Extract the lines that hold the string "Fish".

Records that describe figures
=-=-=
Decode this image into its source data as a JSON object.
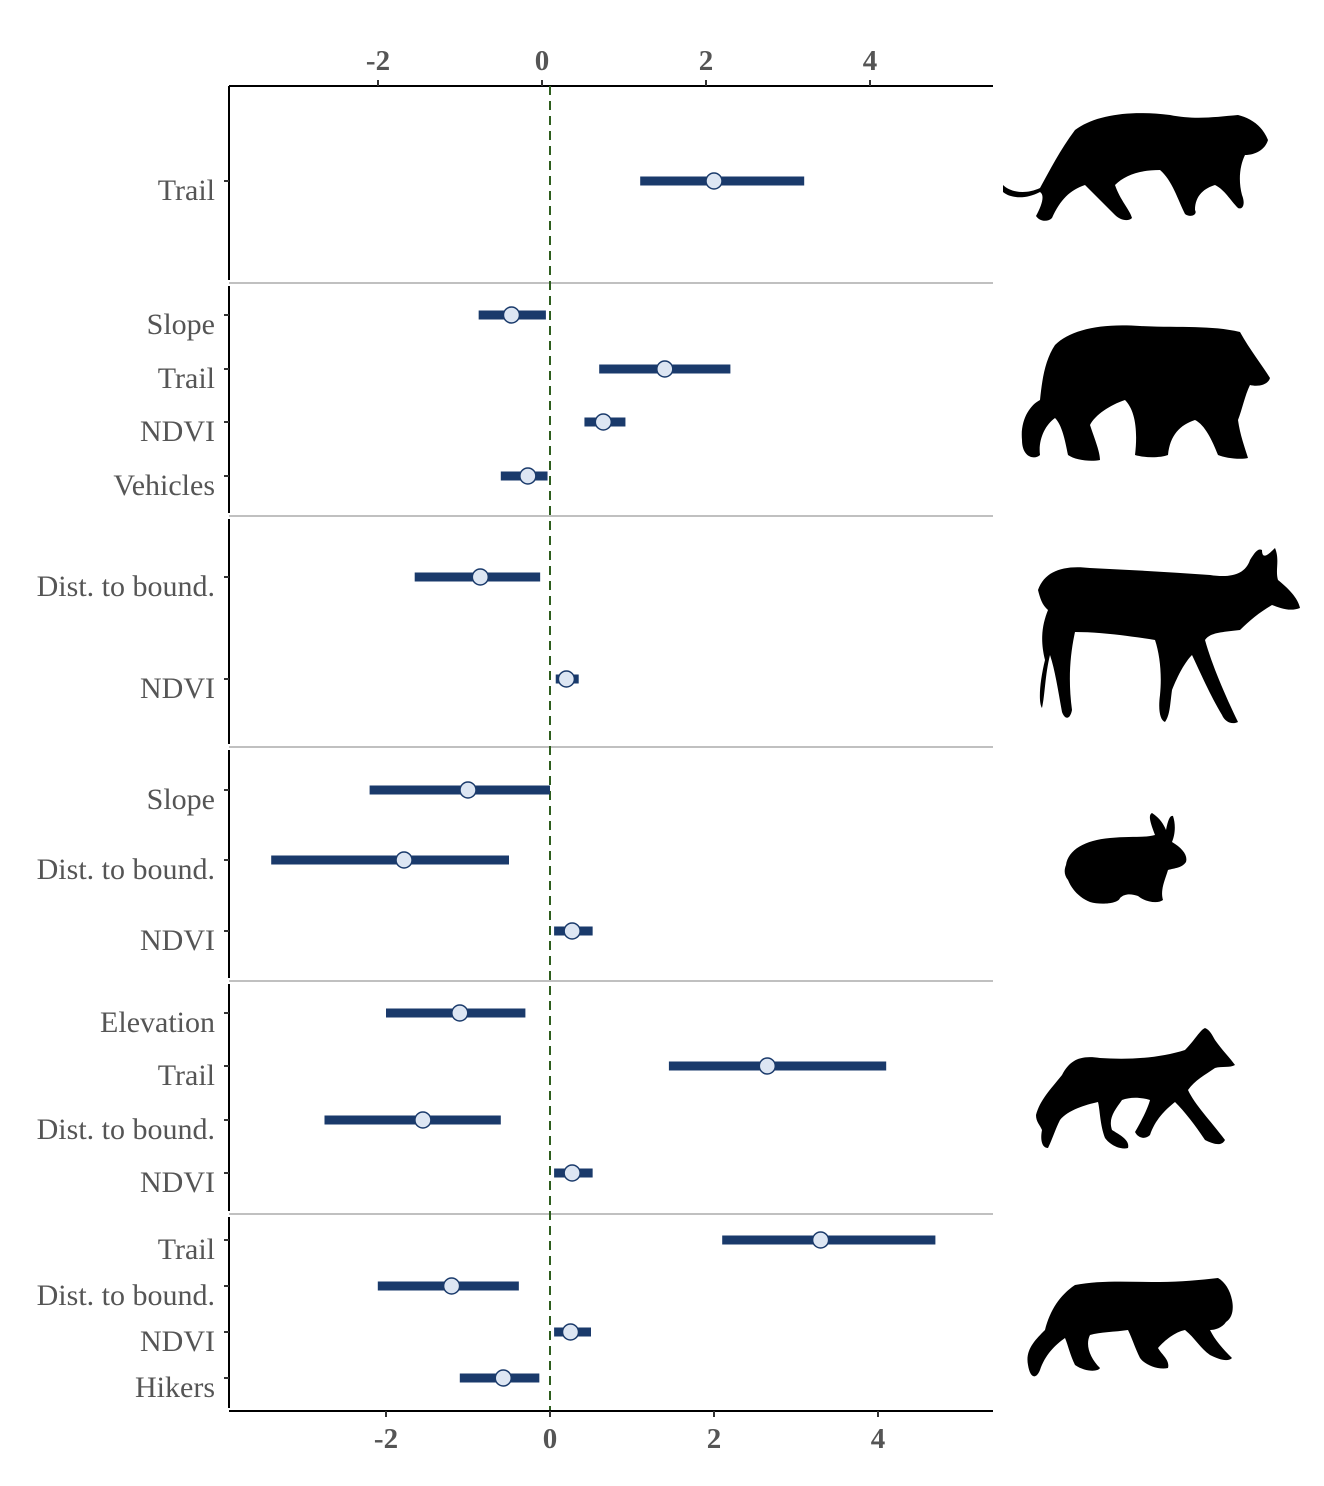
{
  "chart_data": {
    "type": "forest",
    "title": "",
    "xlabel": "",
    "ylabel": "",
    "xlim": [
      -3.9,
      5.4
    ],
    "x_ticks_top": [
      "-2",
      "0",
      "2",
      "4"
    ],
    "x_ticks_bottom": [
      "-2",
      "0",
      "2",
      "4"
    ],
    "reference_line": 0,
    "colors": {
      "interval": "#1a3a6b",
      "point_fill": "#dde6f3",
      "point_stroke": "#1a3a6b",
      "reference": "#2e5e1e",
      "panel_border": "#c0c0c0"
    },
    "panels": [
      {
        "animal": "cougar-silhouette",
        "rows": [
          {
            "label": "Trail",
            "estimate": 2.0,
            "lower": 1.1,
            "upper": 3.1
          }
        ]
      },
      {
        "animal": "bear-silhouette",
        "rows": [
          {
            "label": "Slope",
            "estimate": -0.47,
            "lower": -0.87,
            "upper": -0.05
          },
          {
            "label": "Trail",
            "estimate": 1.4,
            "lower": 0.6,
            "upper": 2.2
          },
          {
            "label": "NDVI",
            "estimate": 0.65,
            "lower": 0.42,
            "upper": 0.92
          },
          {
            "label": "Vehicles",
            "estimate": -0.27,
            "lower": -0.6,
            "upper": -0.03
          }
        ]
      },
      {
        "animal": "deer-silhouette",
        "rows": [
          {
            "label": "Dist. to bound.",
            "estimate": -0.85,
            "lower": -1.65,
            "upper": -0.12
          },
          {
            "label": "NDVI",
            "estimate": 0.2,
            "lower": 0.07,
            "upper": 0.35
          }
        ]
      },
      {
        "animal": "rabbit-silhouette",
        "rows": [
          {
            "label": "Slope",
            "estimate": -1.0,
            "lower": -2.2,
            "upper": 0.0
          },
          {
            "label": "Dist. to bound.",
            "estimate": -1.78,
            "lower": -3.4,
            "upper": -0.5
          },
          {
            "label": "NDVI",
            "estimate": 0.27,
            "lower": 0.05,
            "upper": 0.52
          }
        ]
      },
      {
        "animal": "coyote-silhouette",
        "rows": [
          {
            "label": "Elevation",
            "estimate": -1.1,
            "lower": -2.0,
            "upper": -0.3
          },
          {
            "label": "Trail",
            "estimate": 2.65,
            "lower": 1.45,
            "upper": 4.1
          },
          {
            "label": "Dist. to bound.",
            "estimate": -1.55,
            "lower": -2.75,
            "upper": -0.6
          },
          {
            "label": "NDVI",
            "estimate": 0.27,
            "lower": 0.05,
            "upper": 0.52
          }
        ]
      },
      {
        "animal": "bobcat-silhouette",
        "rows": [
          {
            "label": "Trail",
            "estimate": 3.3,
            "lower": 2.1,
            "upper": 4.7
          },
          {
            "label": "Dist. to bound.",
            "estimate": -1.2,
            "lower": -2.1,
            "upper": -0.38
          },
          {
            "label": "NDVI",
            "estimate": 0.25,
            "lower": 0.05,
            "upper": 0.5
          },
          {
            "label": "Hikers",
            "estimate": -0.57,
            "lower": -1.1,
            "upper": -0.13
          }
        ]
      }
    ]
  }
}
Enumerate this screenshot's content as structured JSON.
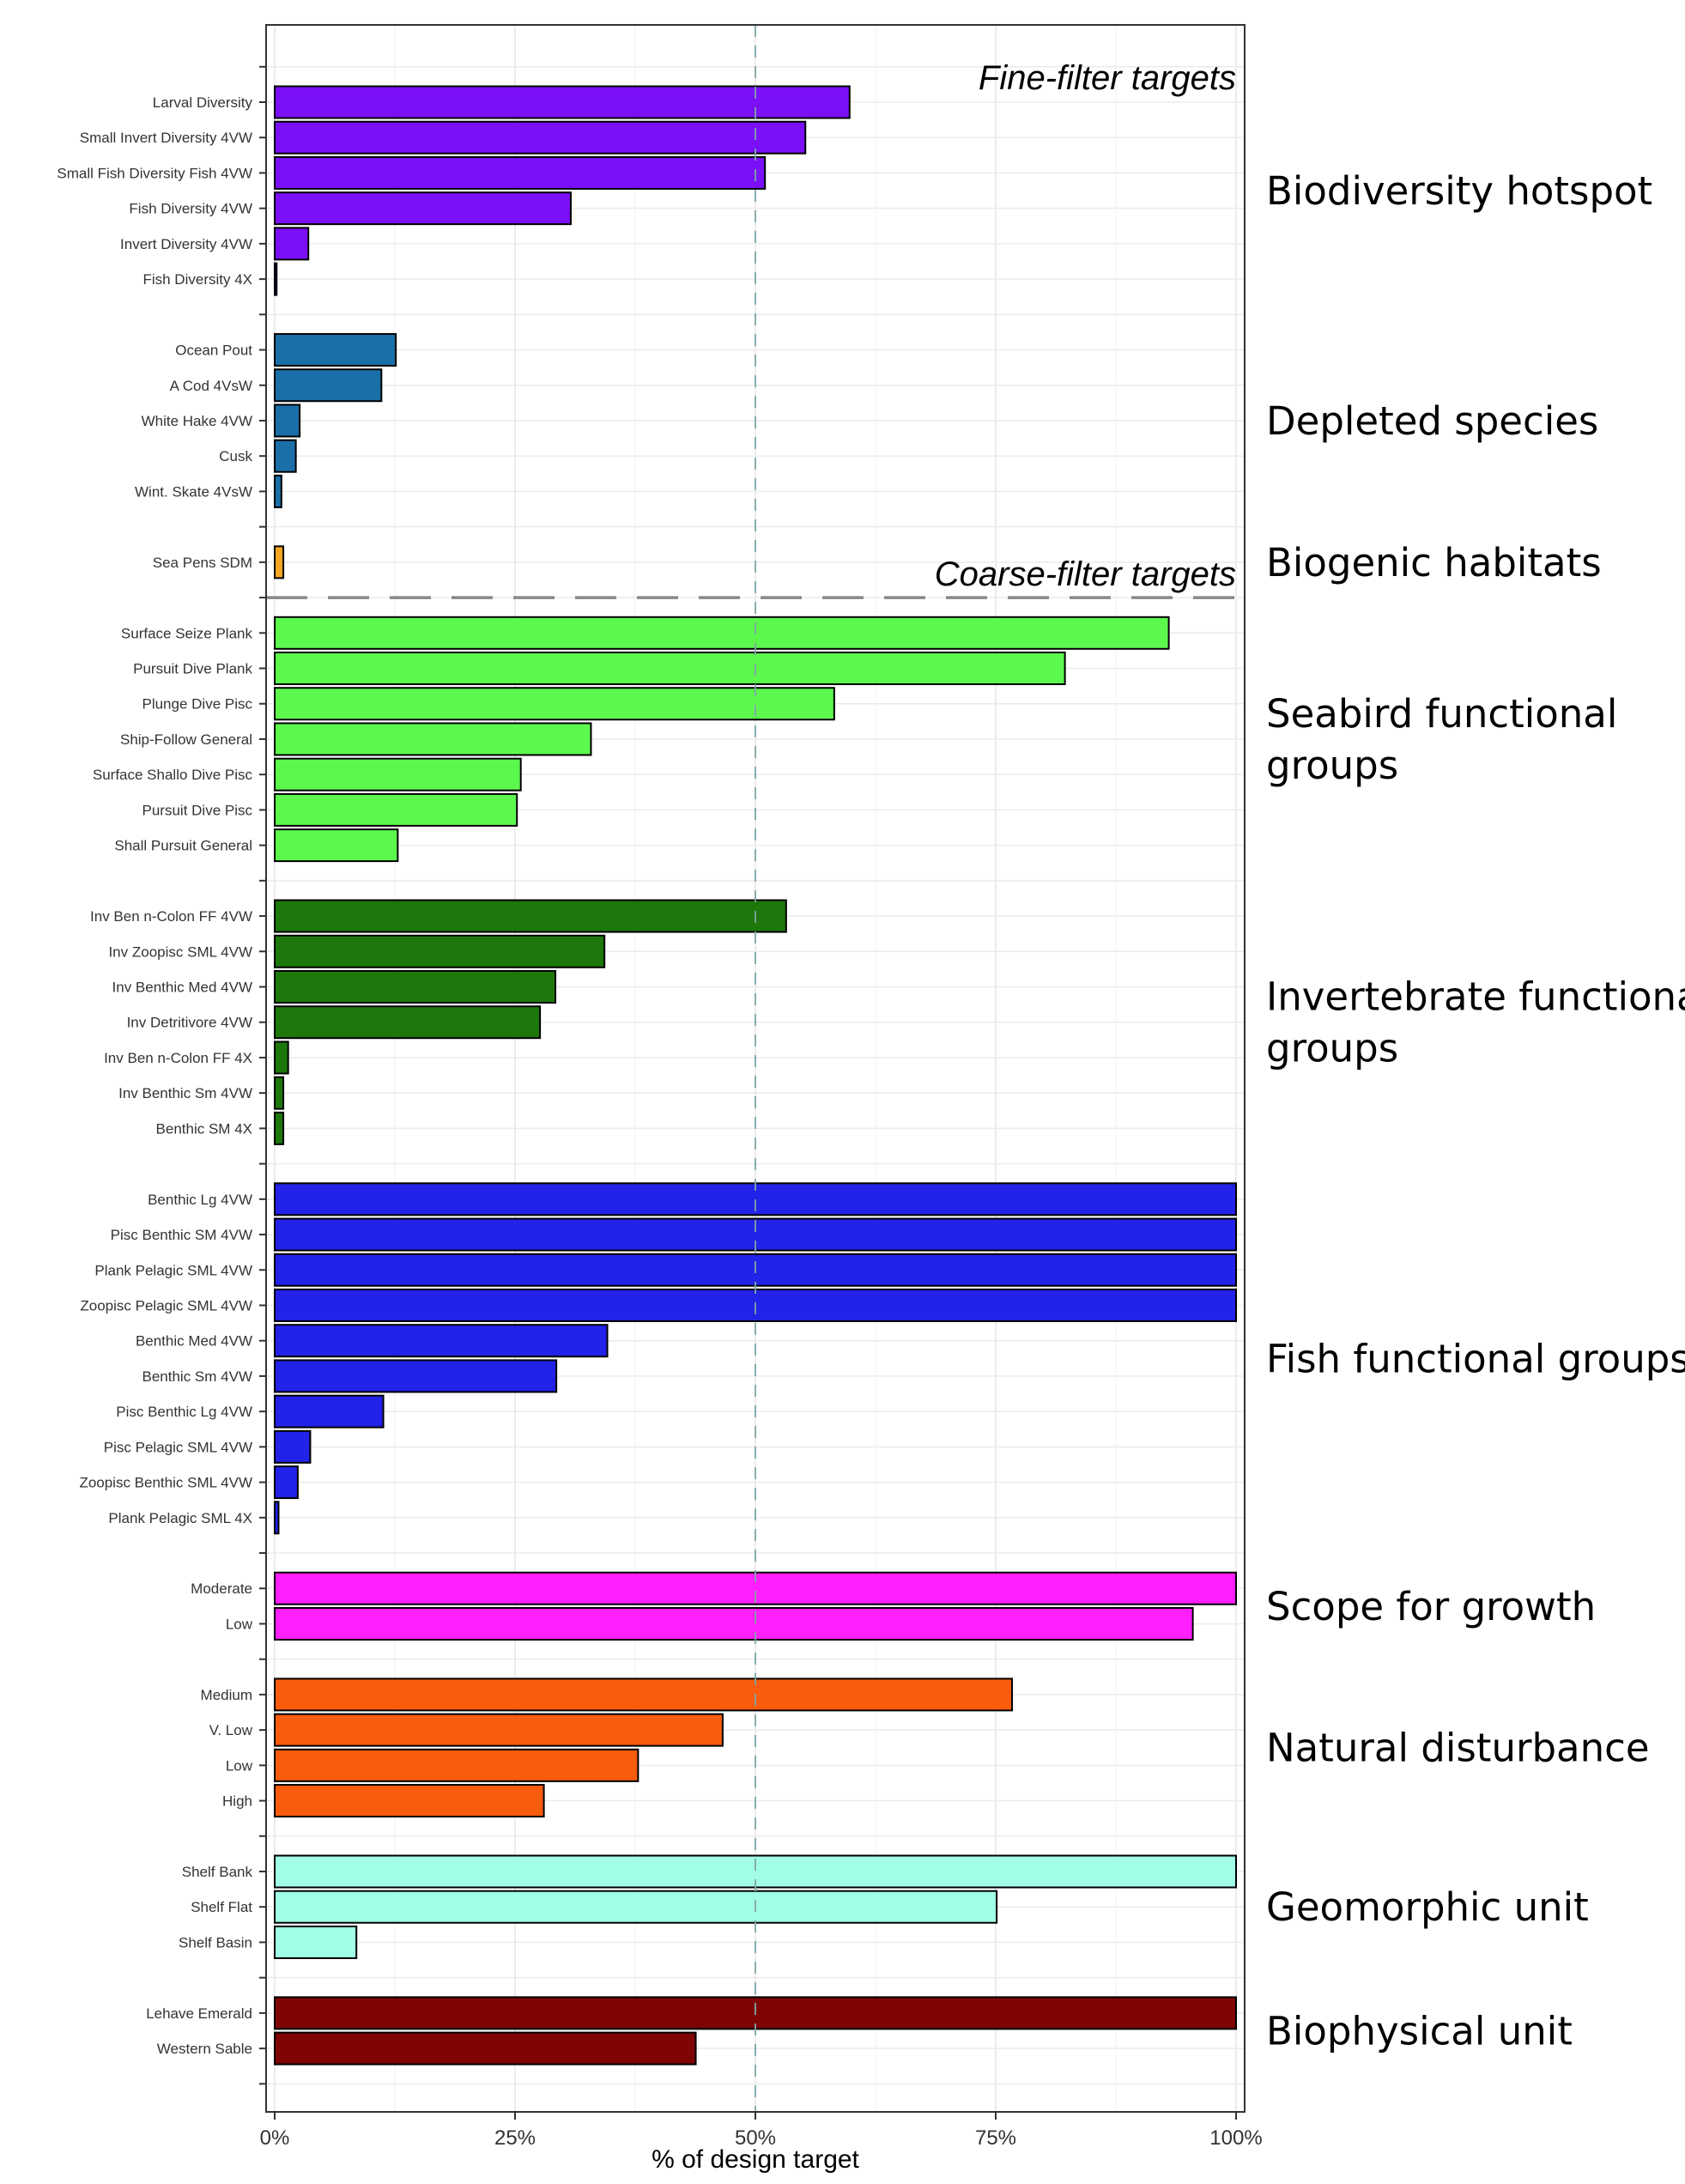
{
  "chart_data": {
    "type": "bar",
    "orientation": "horizontal",
    "xlabel": "% of design target",
    "xlim": [
      0,
      100
    ],
    "xticks": [
      0,
      25,
      50,
      75,
      100
    ],
    "xtick_labels": [
      "0%",
      "25%",
      "50%",
      "75%",
      "100%"
    ],
    "reference_line": 50,
    "grid": true,
    "section_labels": [
      {
        "text": "Fine-filter targets"
      },
      {
        "text": "Coarse-filter targets"
      }
    ],
    "groups": [
      {
        "name": "Biodiversity hotspot",
        "color": "#7B0FF7",
        "bars": [
          {
            "label": "Larval Diversity",
            "value": 59.8
          },
          {
            "label": "Small Invert Diversity 4VW",
            "value": 55.2
          },
          {
            "label": "Small Fish Diversity Fish 4VW",
            "value": 51
          },
          {
            "label": "Fish Diversity 4VW",
            "value": 30.8
          },
          {
            "label": "Invert Diversity 4VW",
            "value": 3.5
          },
          {
            "label": "Fish Diversity 4X",
            "value": 0.2
          }
        ]
      },
      {
        "name": "Depleted species",
        "color": "#1A6FA8",
        "bars": [
          {
            "label": "Ocean Pout",
            "value": 12.6
          },
          {
            "label": "A Cod 4VsW",
            "value": 11.1
          },
          {
            "label": "White Hake 4VW",
            "value": 2.6
          },
          {
            "label": "Cusk",
            "value": 2.2
          },
          {
            "label": "Wint. Skate 4VsW",
            "value": 0.7
          }
        ]
      },
      {
        "name": "Biogenic habitats",
        "color": "#F5A623",
        "bars": [
          {
            "label": "Sea Pens SDM",
            "value": 0.9
          }
        ]
      },
      {
        "name": "Seabird functional groups",
        "color": "#5CF84E",
        "bars": [
          {
            "label": "Surface Seize Plank",
            "value": 93
          },
          {
            "label": "Pursuit Dive Plank",
            "value": 82.2
          },
          {
            "label": "Plunge Dive Pisc",
            "value": 58.2
          },
          {
            "label": "Ship-Follow General",
            "value": 32.9
          },
          {
            "label": "Surface Shallo Dive Pisc",
            "value": 25.6
          },
          {
            "label": "Pursuit Dive Pisc",
            "value": 25.2
          },
          {
            "label": "Shall Pursuit General",
            "value": 12.8
          }
        ]
      },
      {
        "name": "Invertebrate functional groups",
        "color": "#1D770B",
        "bars": [
          {
            "label": "Inv Ben n-Colon FF 4VW",
            "value": 53.2
          },
          {
            "label": "Inv Zoopisc SML 4VW",
            "value": 34.3
          },
          {
            "label": "Inv Benthic Med 4VW",
            "value": 29.2
          },
          {
            "label": "Inv Detritivore 4VW",
            "value": 27.6
          },
          {
            "label": "Inv Ben n-Colon FF 4X",
            "value": 1.4
          },
          {
            "label": "Inv Benthic Sm 4VW",
            "value": 0.9
          },
          {
            "label": "Benthic SM 4X",
            "value": 0.9
          }
        ]
      },
      {
        "name": "Fish functional groups",
        "color": "#2222E8",
        "bars": [
          {
            "label": "Benthic Lg 4VW",
            "value": 100
          },
          {
            "label": "Pisc Benthic SM 4VW",
            "value": 100
          },
          {
            "label": "Plank Pelagic SML 4VW",
            "value": 100
          },
          {
            "label": "Zoopisc Pelagic SML 4VW",
            "value": 100
          },
          {
            "label": "Benthic Med 4VW",
            "value": 34.6
          },
          {
            "label": "Benthic Sm 4VW",
            "value": 29.3
          },
          {
            "label": "Pisc Benthic Lg 4VW",
            "value": 11.3
          },
          {
            "label": "Pisc Pelagic SML 4VW",
            "value": 3.7
          },
          {
            "label": "Zoopisc Benthic SML 4VW",
            "value": 2.4
          },
          {
            "label": "Plank Pelagic SML 4X",
            "value": 0.4
          }
        ]
      },
      {
        "name": "Scope for growth",
        "color": "#FF1FFF",
        "bars": [
          {
            "label": "Moderate",
            "value": 100
          },
          {
            "label": "Low",
            "value": 95.5
          }
        ]
      },
      {
        "name": "Natural disturbance",
        "color": "#F95C0C",
        "bars": [
          {
            "label": "Medium",
            "value": 76.7
          },
          {
            "label": "V. Low",
            "value": 46.6
          },
          {
            "label": "Low",
            "value": 37.8
          },
          {
            "label": "High",
            "value": 28
          }
        ]
      },
      {
        "name": "Geomorphic unit",
        "color": "#A1FDE5",
        "bars": [
          {
            "label": "Shelf Bank",
            "value": 100
          },
          {
            "label": "Shelf Flat",
            "value": 75.1
          },
          {
            "label": "Shelf Basin",
            "value": 8.5
          }
        ]
      },
      {
        "name": "Biophysical unit",
        "color": "#7F0505",
        "bars": [
          {
            "label": "Lehave Emerald",
            "value": 100
          },
          {
            "label": "Western Sable",
            "value": 43.8
          }
        ]
      }
    ]
  }
}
=-=-=
◆ Task response
            "label": "Small Fish Diversity Fish 4VW",
            "label": "Fish Diversity 4VW",
            "label": "Fish Diversity 4X",
        "name": "Fish functional groups",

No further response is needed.